# WRITTEN EXERCISE
Quote the records below in full, exactly as given, with the images taken out.

--- BEGIN TASK MATERIAL ---

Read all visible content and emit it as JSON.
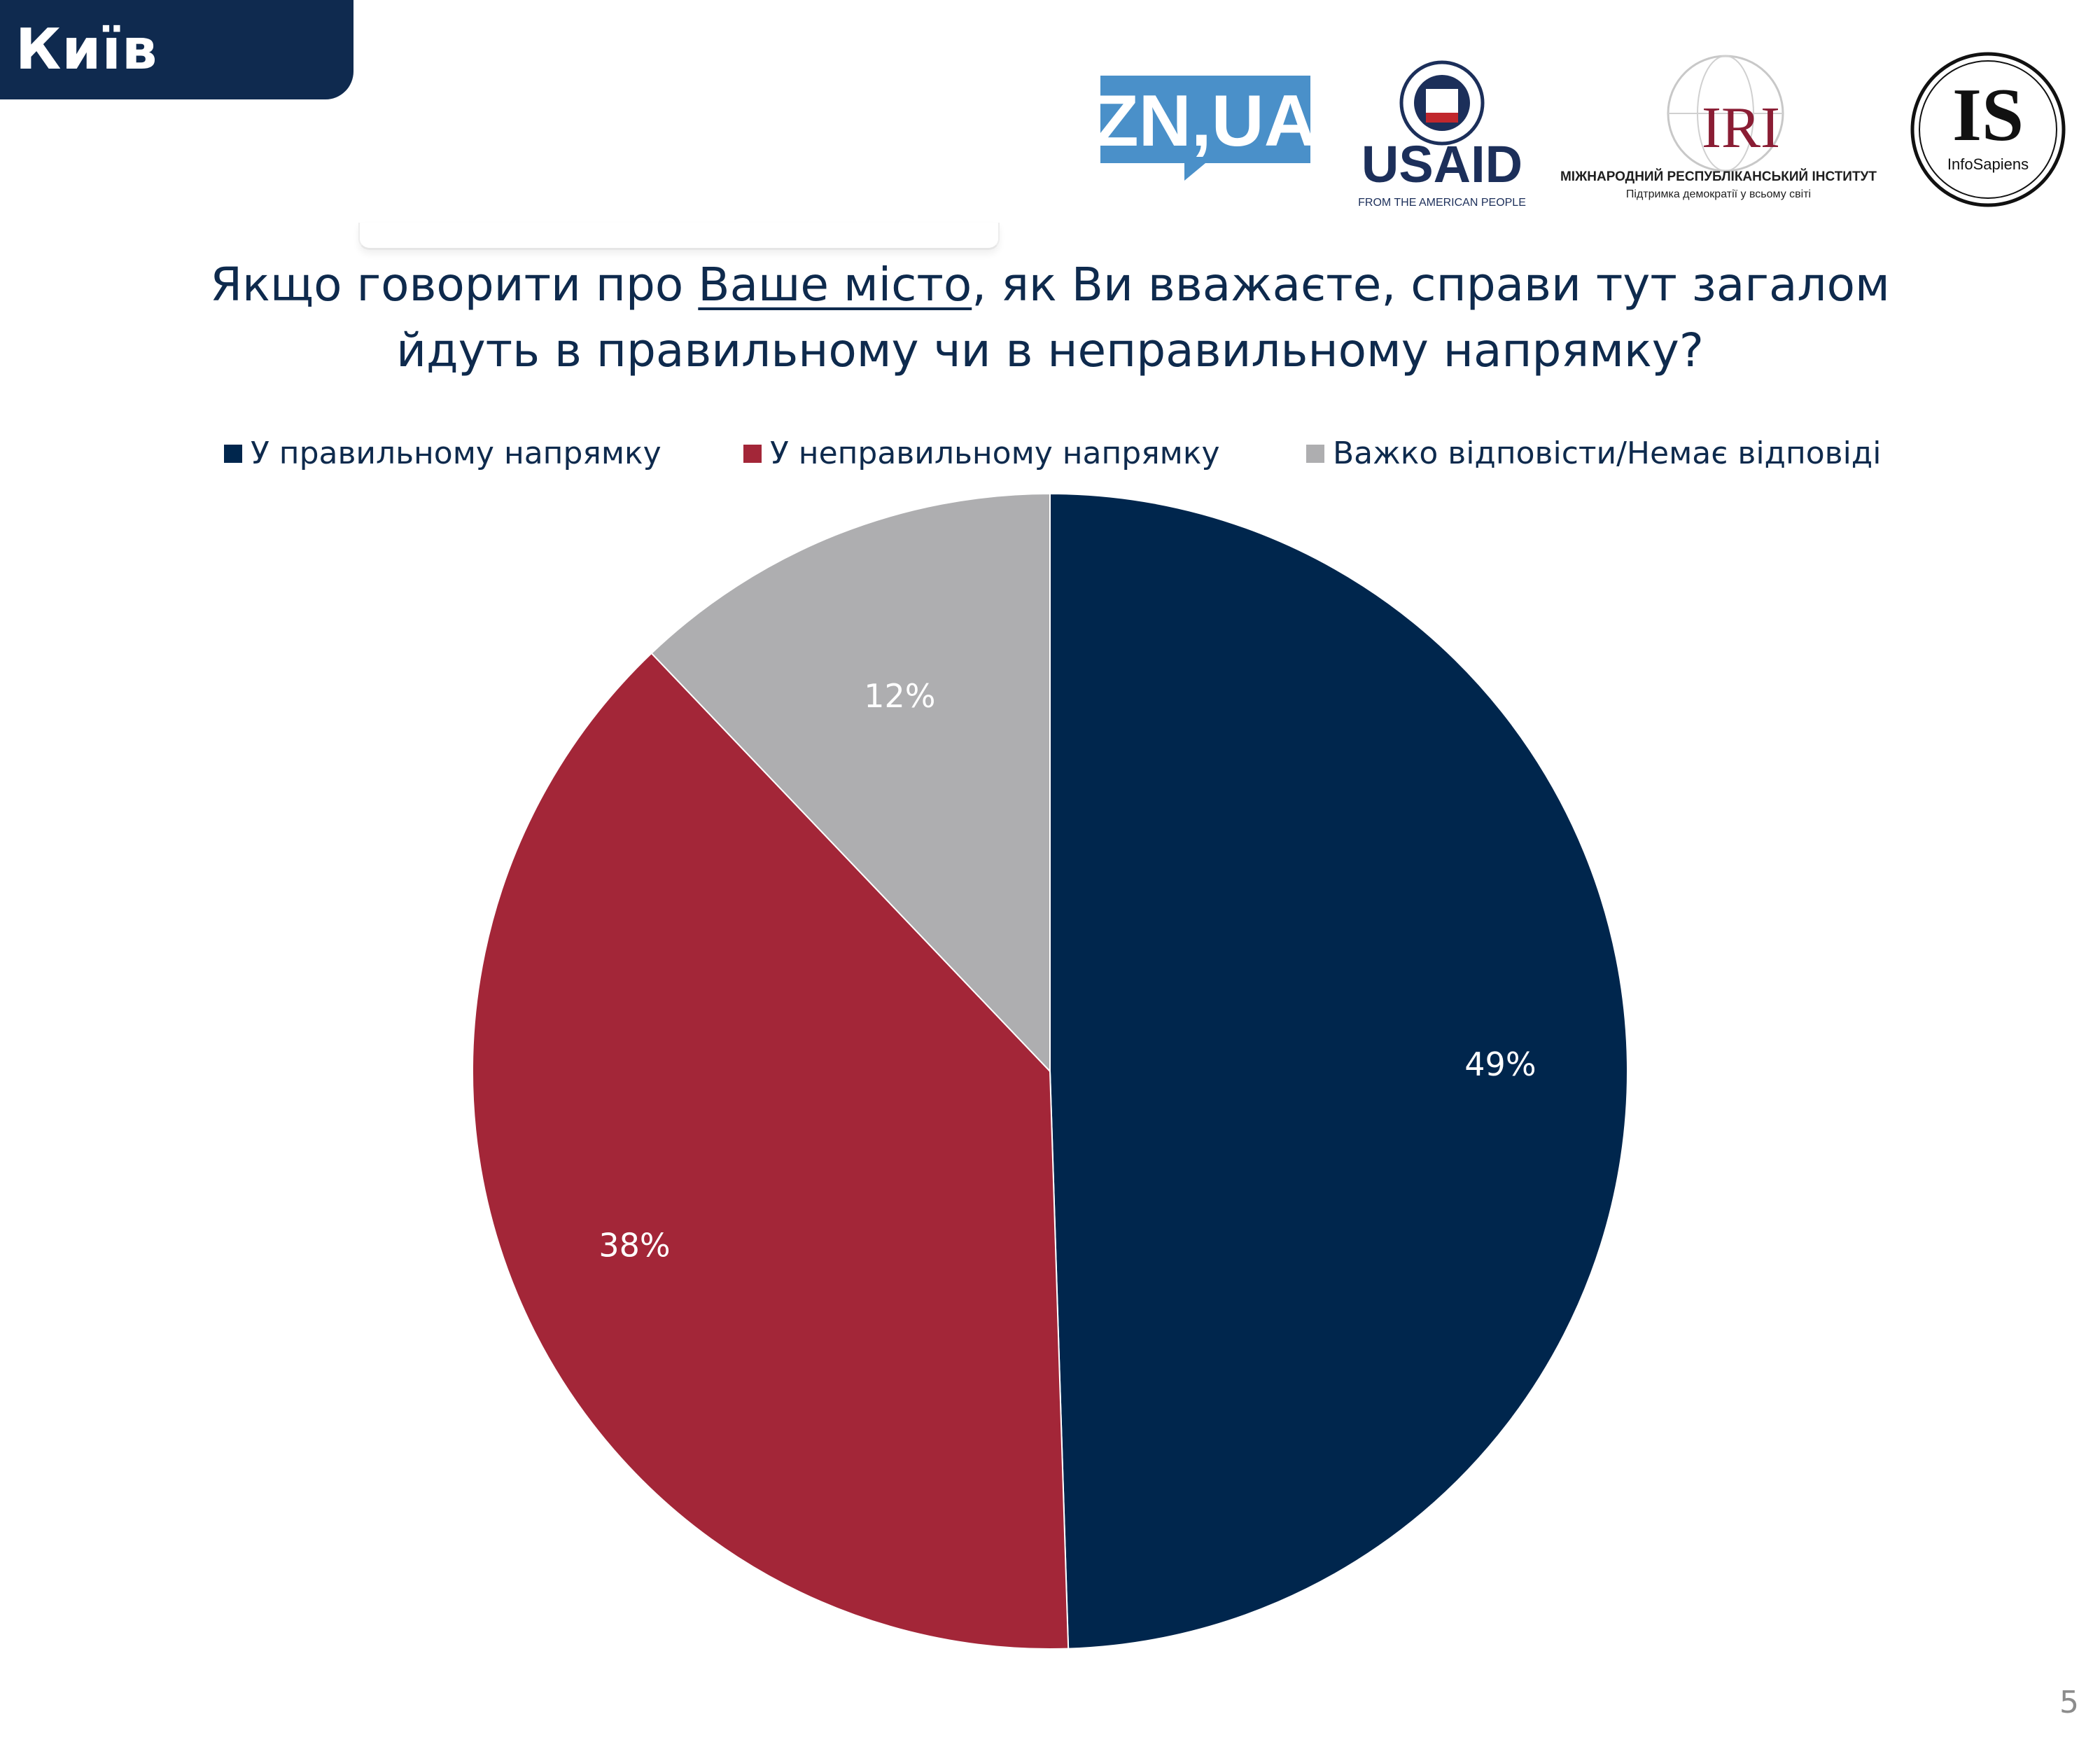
{
  "header": {
    "city": "Київ"
  },
  "logos": {
    "zn": "ZN,UA",
    "usaid_name": "USAID",
    "usaid_tagline": "FROM THE AMERICAN PEOPLE",
    "iri_name": "IRI",
    "iri_line1": "МІЖНАРОДНИЙ РЕСПУБЛІКАНСЬКИЙ ІНСТИТУТ",
    "iri_line2": "Підтримка демократії у всьому світі",
    "is_mark": "IS",
    "is_name": "InfoSapiens"
  },
  "title": {
    "part1": "Якщо говорити про ",
    "underlined": "Ваше місто",
    "part2": ", як Ви вважаєте, справи тут загалом",
    "line2": "йдуть в правильному чи в неправильному напрямку?"
  },
  "chart_data": {
    "type": "pie",
    "categories": [
      "У правильному напрямку",
      "У неправильному напрямку",
      "Важко відповісти/Немає відповіді"
    ],
    "values": [
      49,
      38,
      12
    ],
    "labels": [
      "49%",
      "38%",
      "12%"
    ],
    "colors": [
      "#00264d",
      "#a32638",
      "#aeaeb0"
    ],
    "legend_position": "top",
    "start_angle": "12 o'clock",
    "direction": "clockwise"
  },
  "page_number": "5"
}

--- END TASK MATERIAL ---

# RESULT
Read all visible content and emit it as JSON.
{
  "header": {
    "city": "Київ"
  },
  "logos": {
    "zn": "ZN,UA",
    "usaid_name": "USAID",
    "usaid_tagline": "FROM THE AMERICAN PEOPLE",
    "iri_name": "IRI",
    "iri_line1": "МІЖНАРОДНИЙ РЕСПУБЛІКАНСЬКИЙ ІНСТИТУТ",
    "iri_line2": "Підтримка демократії у всьому світі",
    "is_mark": "IS",
    "is_name": "InfoSapiens"
  },
  "title": {
    "part1": "Якщо говорити про ",
    "underlined": "Ваше місто",
    "part2": ", як Ви вважаєте, справи тут загалом",
    "line2": "йдуть в правильному чи в неправильному напрямку?"
  },
  "chart_data": {
    "type": "pie",
    "categories": [
      "У правильному напрямку",
      "У неправильному напрямку",
      "Важко відповісти/Немає відповіді"
    ],
    "values": [
      49,
      38,
      12
    ],
    "labels": [
      "49%",
      "38%",
      "12%"
    ],
    "colors": [
      "#00264d",
      "#a32638",
      "#aeaeb0"
    ],
    "legend_position": "top",
    "start_angle": "12 o'clock",
    "direction": "clockwise"
  },
  "page_number": "5"
}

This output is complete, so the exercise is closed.